THE DATA »
======
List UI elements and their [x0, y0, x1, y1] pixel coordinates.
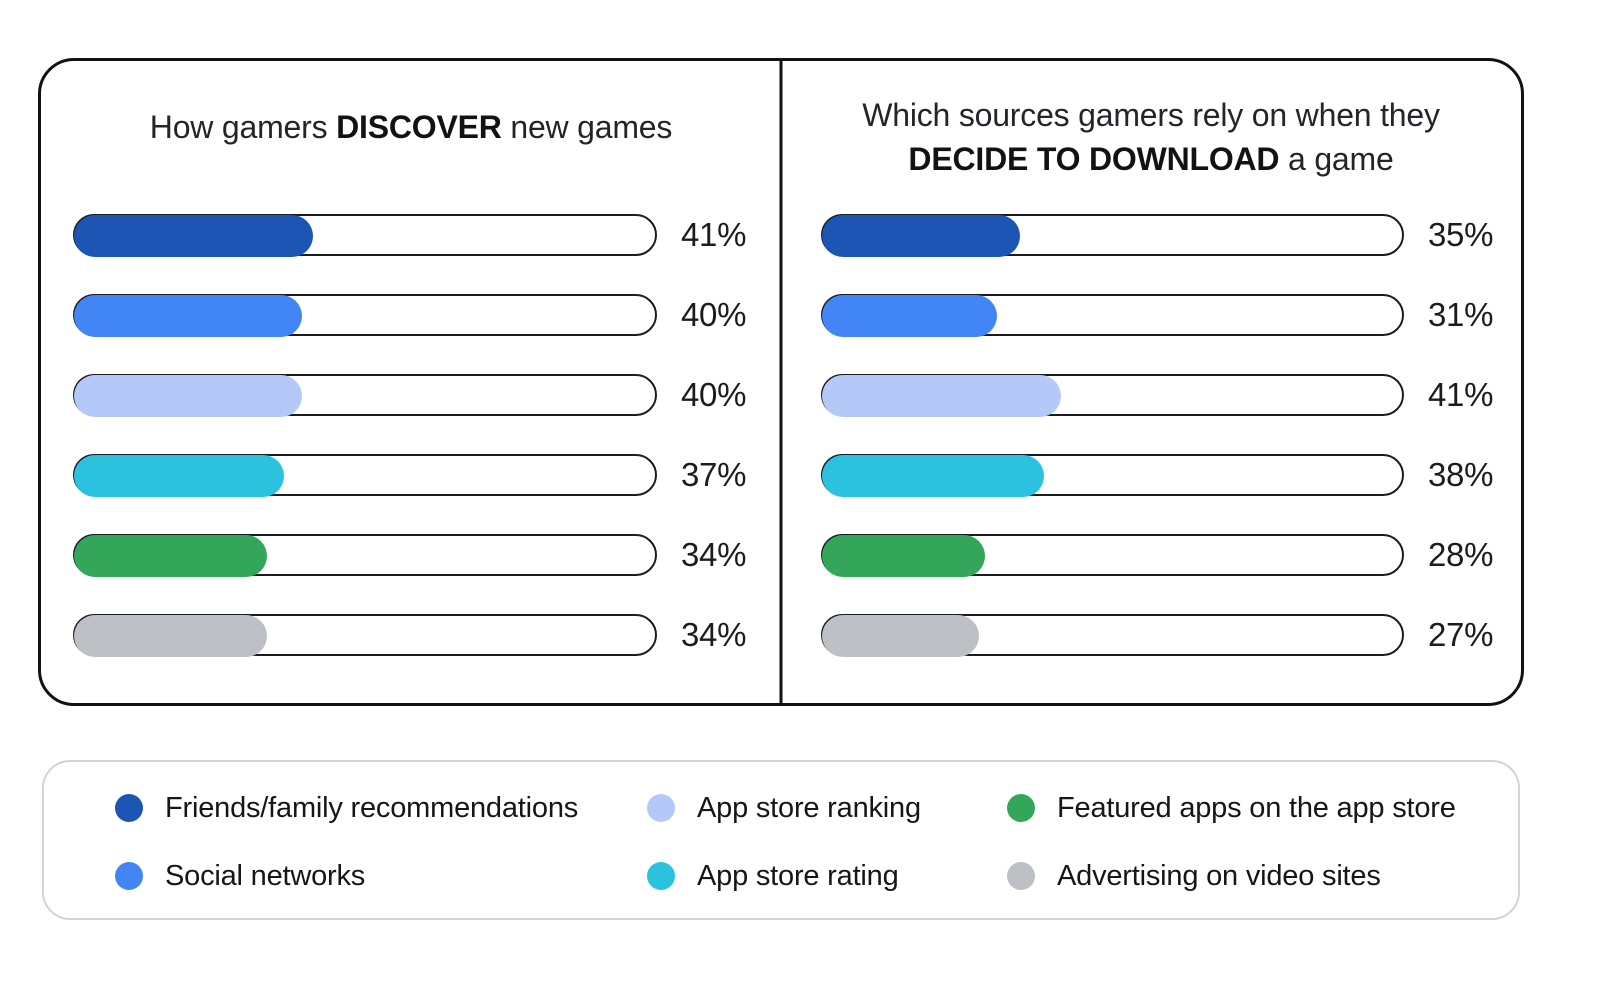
bar-value-label: 41% — [681, 216, 747, 253]
bar-track — [73, 374, 657, 417]
bar-track — [73, 614, 657, 657]
bar-value-label: 34% — [681, 616, 747, 653]
legend-item-label: App store ranking — [697, 792, 921, 824]
legend-item-label: Featured apps on the app store — [1057, 792, 1456, 824]
bar-track — [73, 294, 657, 337]
legend-color-dot-icon — [115, 794, 143, 822]
bar-track — [821, 374, 1404, 417]
bar-fill — [74, 455, 284, 497]
bar-fill — [822, 455, 1044, 497]
bar-row: 37% — [73, 454, 747, 497]
bar-fill — [822, 615, 979, 657]
bar-row: 41% — [73, 214, 747, 257]
bar-row: 27% — [821, 614, 1503, 657]
legend-item[interactable]: Advertising on video sites — [1007, 856, 1381, 896]
bar-fill — [74, 375, 302, 417]
legend-item[interactable]: App store ranking — [647, 788, 921, 828]
bar-fill — [822, 215, 1020, 257]
bar-row: 41% — [821, 374, 1503, 417]
bar-row: 31% — [821, 294, 1503, 337]
bar-fill — [822, 535, 985, 577]
bar-row: 35% — [821, 214, 1503, 257]
legend-item-label: Social networks — [165, 860, 366, 892]
panel-discover: How gamers DISCOVER new games 41% 40% 40% 3… — [41, 61, 781, 703]
bar-value-label: 37% — [681, 456, 747, 493]
bar-value-label: 35% — [1428, 216, 1494, 253]
bar-fill — [74, 615, 267, 657]
bar-track — [821, 454, 1404, 497]
legend: Friends/family recommendations Social net… — [42, 760, 1520, 920]
bar-value-label: 27% — [1428, 616, 1494, 653]
panel-download-bars: 35% 31% 41% 38% 28% 27% — [781, 61, 1521, 703]
bar-fill — [822, 375, 1061, 417]
bar-fill — [822, 295, 997, 337]
legend-item[interactable]: Featured apps on the app store — [1007, 788, 1456, 828]
bar-value-label: 38% — [1428, 456, 1494, 493]
bar-row: 38% — [821, 454, 1503, 497]
infographic-root: How gamers DISCOVER new games 41% 40% 40% 3… — [0, 0, 1600, 1003]
legend-item-label: Advertising on video sites — [1057, 860, 1381, 892]
bar-track — [73, 454, 657, 497]
legend-item[interactable]: App store rating — [647, 856, 899, 896]
legend-item-label: App store rating — [697, 860, 899, 892]
bar-value-label: 41% — [1428, 376, 1494, 413]
bar-track — [821, 214, 1404, 257]
bar-fill — [74, 535, 267, 577]
panel-discover-bars: 41% 40% 40% 37% 34% 34% — [41, 61, 781, 703]
legend-item-label: Friends/family recommendations — [165, 792, 579, 824]
chart-card: How gamers DISCOVER new games 41% 40% 40% 3… — [38, 58, 1524, 706]
bar-value-label: 28% — [1428, 536, 1494, 573]
bar-track — [821, 534, 1404, 577]
legend-color-dot-icon — [1007, 794, 1035, 822]
legend-color-dot-icon — [647, 862, 675, 890]
bar-value-label: 31% — [1428, 296, 1494, 333]
bar-track — [821, 614, 1404, 657]
bar-track — [73, 214, 657, 257]
bar-track — [73, 534, 657, 577]
bar-row: 40% — [73, 294, 747, 337]
bar-row: 40% — [73, 374, 747, 417]
bar-value-label: 40% — [681, 296, 747, 333]
legend-item[interactable]: Social networks — [115, 856, 365, 896]
legend-color-dot-icon — [647, 794, 675, 822]
panel-download: Which sources gamers rely on when they D… — [781, 61, 1521, 703]
bar-row: 28% — [821, 534, 1503, 577]
bar-value-label: 40% — [681, 376, 747, 413]
bar-value-label: 34% — [681, 536, 747, 573]
legend-item[interactable]: Friends/family recommendations — [115, 788, 578, 828]
bar-track — [821, 294, 1404, 337]
bar-fill — [74, 295, 302, 337]
bar-row: 34% — [73, 614, 747, 657]
bar-fill — [74, 215, 313, 257]
legend-color-dot-icon — [115, 862, 143, 890]
bar-row: 34% — [73, 534, 747, 577]
legend-color-dot-icon — [1007, 862, 1035, 890]
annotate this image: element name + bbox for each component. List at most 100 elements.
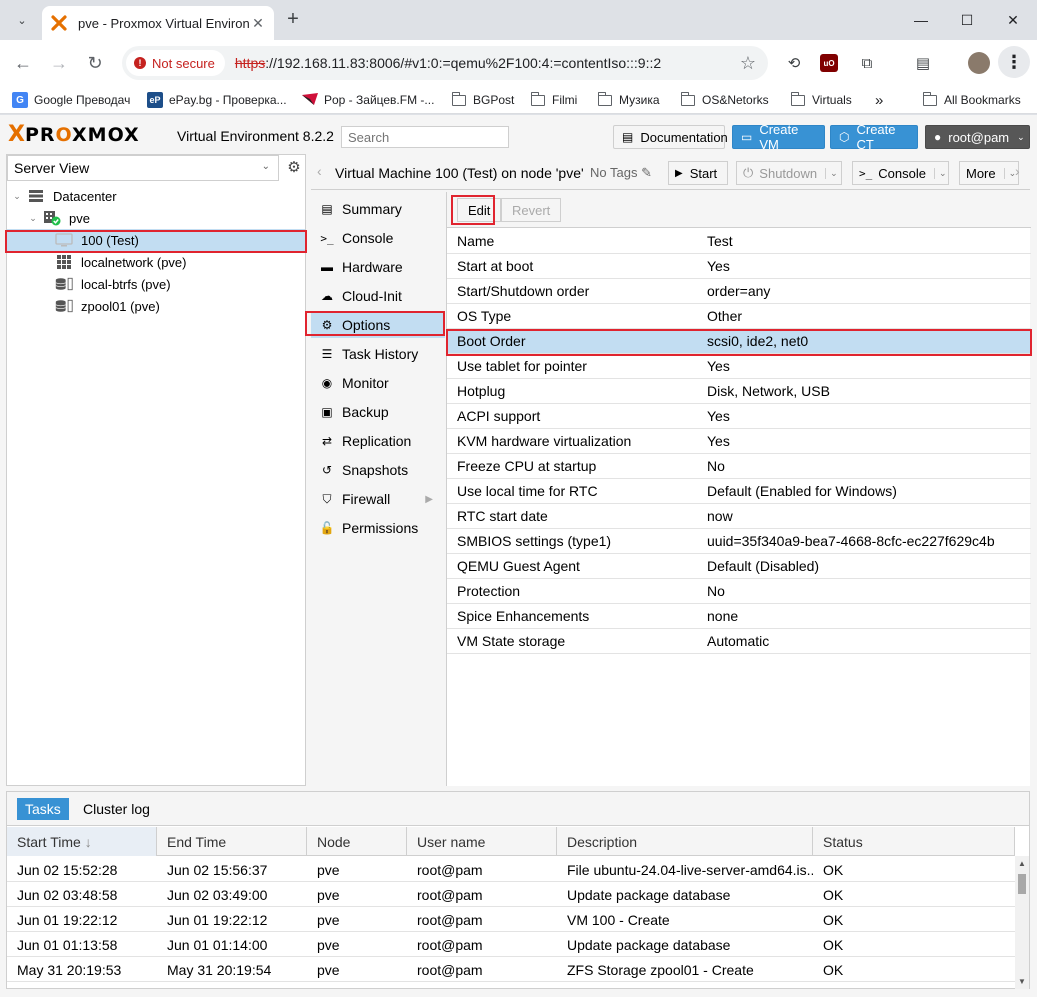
menu-item-options[interactable]: ⚙ Options (311, 312, 445, 338)
menu-item-cloud-init[interactable]: ☁ Cloud-Init (311, 283, 445, 309)
collapse-arrow-icon[interactable]: ⌄ (27, 213, 39, 224)
forward-icon[interactable]: → (45, 49, 73, 77)
console-button[interactable]: >_ Console ⌄ (852, 161, 949, 185)
extensions-puzzle-icon[interactable]: ⧉ (856, 52, 878, 74)
tab-tasks[interactable]: Tasks (17, 798, 69, 820)
column-user-name[interactable]: User name (407, 827, 557, 856)
menu-item-permissions[interactable]: 🔓 Permissions (311, 515, 445, 541)
more-bookmarks-chevron-icon[interactable]: » (875, 90, 883, 110)
column-start-time[interactable]: Start Time ↓ (7, 827, 157, 856)
bookmark-folder[interactable]: Virtuals (790, 90, 852, 110)
search-input[interactable] (341, 126, 509, 148)
option-row[interactable]: RTC start date now (447, 504, 1031, 529)
browser-menu-icon[interactable]: ⋮ (998, 46, 1030, 78)
menu-item-task-history[interactable]: ☰ Task History (311, 341, 445, 367)
menu-item-summary[interactable]: ▤ Summary (311, 196, 445, 222)
all-bookmarks-folder[interactable]: All Bookmarks (922, 90, 1021, 110)
tree-node-local-btrfs[interactable]: local-btrfs (pve) (7, 273, 305, 295)
bookmark-folder[interactable]: OS&Netorks (680, 90, 769, 110)
more-button[interactable]: More ⌄ (959, 161, 1019, 185)
minimize-window-icon[interactable]: — (898, 0, 944, 40)
scroll-down-icon[interactable]: ▼ (1018, 977, 1026, 986)
option-row[interactable]: Spice Enhancements none (447, 604, 1031, 629)
scroll-right-chevron-icon[interactable]: › (1015, 163, 1020, 179)
bookmark-star-icon[interactable]: ☆ (740, 53, 756, 74)
option-row[interactable]: Name Test (447, 229, 1031, 254)
ublock-origin-icon[interactable]: uO (820, 54, 838, 72)
create-ct-button[interactable]: ⬡ Create CT (830, 122, 918, 152)
tree-node-localnetwork[interactable]: localnetwork (pve) (7, 251, 305, 273)
option-row[interactable]: Boot Order scsi0, ide2, net0 (447, 329, 1031, 354)
tags-field[interactable]: No Tags ✎ (590, 165, 652, 181)
menu-item-backup[interactable]: ▣ Backup (311, 399, 445, 425)
new-tab-icon[interactable]: + (282, 8, 304, 30)
column-node[interactable]: Node (307, 827, 407, 856)
extension-sync-icon[interactable]: ⟲ (783, 52, 805, 74)
documentation-button[interactable]: ▤ Documentation (613, 125, 728, 149)
option-row[interactable]: Freeze CPU at startup No (447, 454, 1031, 479)
option-row[interactable]: KVM hardware virtualization Yes (447, 429, 1031, 454)
menu-item-hardware[interactable]: ▬ Hardware (311, 254, 445, 280)
option-row[interactable]: VM State storage Automatic (447, 629, 1031, 654)
column-description[interactable]: Description (557, 827, 813, 856)
bookmark-item[interactable]: Pop - Зайцев.FM -... (302, 90, 434, 110)
option-row[interactable]: QEMU Guest Agent Default (Disabled) (447, 554, 1031, 579)
security-chip[interactable]: ! Not secure (126, 50, 225, 76)
pencil-icon[interactable]: ✎ (641, 165, 652, 180)
tree-settings-gear-icon[interactable]: ⚙ (285, 158, 303, 176)
table-row[interactable]: Jun 02 03:48:58 Jun 02 03:49:00 pve root@pa… (7, 882, 1015, 907)
revert-button[interactable]: Revert (501, 198, 562, 222)
address-bar[interactable]: ! Not secure https://192.168.11.83:8006/… (122, 46, 768, 80)
chevron-down-icon[interactable]: ⌄ (933, 167, 947, 179)
table-row[interactable]: Jun 02 15:52:28 Jun 02 15:56:37 pve root@pa… (7, 857, 1015, 882)
option-row[interactable]: Start at boot Yes (447, 254, 1031, 279)
close-window-icon[interactable]: ✕ (990, 0, 1036, 40)
bookmark-item[interactable]: G Google Преводач (12, 90, 130, 110)
reading-list-icon[interactable]: ▤ (912, 52, 934, 74)
tree-node-pve[interactable]: ⌄ pve (7, 207, 305, 229)
table-row[interactable]: May 31 20:19:53 May 31 20:19:54 pve root@pa… (7, 957, 1015, 982)
option-row[interactable]: ACPI support Yes (447, 404, 1031, 429)
start-button[interactable]: ▶ Start (668, 161, 728, 185)
back-icon[interactable]: ← (9, 49, 37, 77)
reload-icon[interactable]: ↻ (81, 49, 109, 77)
profile-avatar-icon[interactable] (968, 52, 990, 74)
option-row[interactable]: Hotplug Disk, Network, USB (447, 379, 1031, 404)
column-status[interactable]: Status (813, 827, 1015, 856)
url-text[interactable]: https://192.168.11.83:8006/#v1:0:=qemu%2… (235, 55, 661, 71)
option-row[interactable]: OS Type Other (447, 304, 1031, 329)
option-row[interactable]: Start/Shutdown order order=any (447, 279, 1031, 304)
edit-button[interactable]: Edit (457, 198, 502, 222)
tab-search-chevron-icon[interactable]: ⌄ (8, 6, 36, 34)
bookmark-folder[interactable]: Музика (597, 90, 660, 110)
scroll-up-icon[interactable]: ▲ (1018, 859, 1026, 868)
menu-item-monitor[interactable]: ◉ Monitor (311, 370, 445, 396)
bookmark-item[interactable]: eP ePay.bg - Проверка... (147, 90, 287, 110)
menu-item-snapshots[interactable]: ↺ Snapshots (311, 457, 445, 483)
option-row[interactable]: Protection No (447, 579, 1031, 604)
collapse-arrow-icon[interactable]: ⌄ (11, 191, 23, 202)
bookmark-folder[interactable]: BGPost (451, 90, 514, 110)
tree-node-vm-100[interactable]: 100 (Test) (7, 229, 305, 251)
option-row[interactable]: Use tablet for pointer Yes (447, 354, 1031, 379)
table-row[interactable]: Jun 01 01:13:58 Jun 01 01:14:00 pve root@pa… (7, 932, 1015, 957)
maximize-window-icon[interactable]: ☐ (944, 0, 990, 40)
menu-item-firewall[interactable]: ⛉ Firewall ▶ (311, 486, 445, 512)
column-end-time[interactable]: End Time (157, 827, 307, 856)
tab-cluster-log[interactable]: Cluster log (75, 798, 158, 820)
create-vm-button[interactable]: ▭ Create VM (732, 122, 825, 152)
scroll-thumb[interactable] (1018, 874, 1026, 894)
tree-node-datacenter[interactable]: ⌄ Datacenter (7, 185, 305, 207)
option-row[interactable]: SMBIOS settings (type1) uuid=35f340a9-bea… (447, 529, 1031, 554)
tree-node-zpool01[interactable]: zpool01 (pve) (7, 295, 305, 317)
option-row[interactable]: Use local time for RTC Default (Enabled f… (447, 479, 1031, 504)
bookmark-folder[interactable]: Filmi (530, 90, 577, 110)
task-scrollbar[interactable]: ▲ ▼ (1015, 856, 1029, 989)
scroll-left-chevron-icon[interactable]: ‹ (317, 163, 322, 179)
menu-item-console[interactable]: >_ Console (311, 225, 445, 251)
menu-item-replication[interactable]: ⇄ Replication (311, 428, 445, 454)
browser-tab-active[interactable]: pve - Proxmox Virtual Environme ✕ (42, 6, 274, 40)
user-menu-button[interactable]: ● root@pam ⌄ (925, 125, 1030, 149)
close-tab-icon[interactable]: ✕ (250, 15, 266, 31)
shutdown-button[interactable]: ⏻ Shutdown ⌄ (736, 161, 842, 185)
======
GOAL »
Copy out the records starting at the line containing "bar-value-label: 41% — [681, 216, 747, 253]" and ending at the line containing "bar-value-label: 27% — [1428, 616, 1494, 653]", including both of those lines.

CORRECT RESULT »
bar-value-label: 41% — [681, 216, 747, 253]
bar-track — [73, 374, 657, 417]
bar-track — [73, 614, 657, 657]
bar-value-label: 34% — [681, 616, 747, 653]
legend-item-label: App store ranking — [697, 792, 921, 824]
legend-item-label: Featured apps on the app store — [1057, 792, 1456, 824]
bar-track — [73, 294, 657, 337]
legend-color-dot-icon — [115, 794, 143, 822]
bar-track — [821, 374, 1404, 417]
bar-fill — [74, 455, 284, 497]
bar-fill — [822, 455, 1044, 497]
bar-row: 37% — [73, 454, 747, 497]
bar-fill — [822, 615, 979, 657]
bar-row: 41% — [73, 214, 747, 257]
bar-row: 27% — [821, 614, 1503, 657]
legend-item[interactable]: Advertising on video sites — [1007, 856, 1381, 896]
bar-fill — [74, 375, 302, 417]
legend-item[interactable]: App store ranking — [647, 788, 921, 828]
bar-fill — [822, 215, 1020, 257]
bar-row: 41% — [821, 374, 1503, 417]
bar-row: 31% — [821, 294, 1503, 337]
bar-fill — [822, 535, 985, 577]
bar-row: 35% — [821, 214, 1503, 257]
legend-item-label: Social networks — [165, 860, 366, 892]
panel-discover: How gamers DISCOVER new games 41% 40% 40% 3… — [41, 61, 781, 703]
bar-value-label: 37% — [681, 456, 747, 493]
bar-value-label: 35% — [1428, 216, 1494, 253]
bar-fill — [74, 615, 267, 657]
bar-track — [821, 454, 1404, 497]
legend: Friends/family recommendations Social net… — [42, 760, 1520, 920]
bar-value-label: 27% — [1428, 616, 1494, 653]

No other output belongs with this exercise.